> TASK PROMPT
Return only the number of lines that hold "title".
----- SUPPLIED RECORDS -----
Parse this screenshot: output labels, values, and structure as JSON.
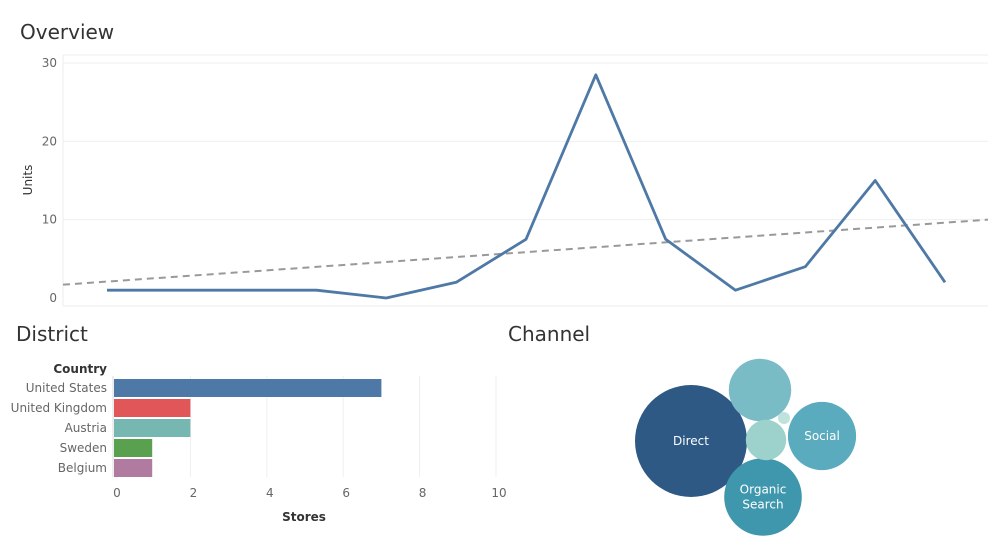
{
  "sections": {
    "overview": "Overview",
    "district": "District",
    "channel": "Channel"
  },
  "chart_data": [
    {
      "type": "line",
      "title": "Overview",
      "xlabel": "",
      "ylabel": "Units",
      "ylim": [
        0,
        30
      ],
      "yticks": [
        "0",
        "10",
        "20",
        "30"
      ],
      "series": [
        {
          "values": [
            1,
            1,
            1,
            1,
            0,
            2,
            7.5,
            28.5,
            7.5,
            1,
            4,
            15,
            2
          ],
          "color": "#4e79a7"
        }
      ],
      "trend": {
        "start": 1.7,
        "end": 10,
        "color": "#999999",
        "style": "dashed"
      },
      "grid": true
    },
    {
      "type": "bar",
      "orientation": "horizontal",
      "title": "District",
      "category_header": "Country",
      "xlabel": "Stores",
      "xlim": [
        0,
        10
      ],
      "xticks": [
        "0",
        "2",
        "4",
        "6",
        "8",
        "10"
      ],
      "categories": [
        "United States",
        "United Kingdom",
        "Austria",
        "Sweden",
        "Belgium"
      ],
      "values": [
        7,
        2,
        2,
        1,
        1
      ],
      "colors": [
        "#4e79a7",
        "#e15759",
        "#76b7b2",
        "#59a14f",
        "#b07aa1"
      ]
    },
    {
      "type": "bubble",
      "title": "Channel",
      "bubbles": [
        {
          "label": "Direct",
          "value": 100,
          "color": "#2f5985"
        },
        {
          "label": "Organic Search",
          "value": 48,
          "color": "#3f97ad"
        },
        {
          "label": "Social",
          "value": 37,
          "color": "#59abbd"
        },
        {
          "label": "",
          "value": 31,
          "color": "#79bcc6"
        },
        {
          "label": "",
          "value": 13,
          "color": "#9dd1cb"
        },
        {
          "label": "",
          "value": 1,
          "color": "#bfe3dc"
        }
      ]
    }
  ]
}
-----
> TASK ANSWER
3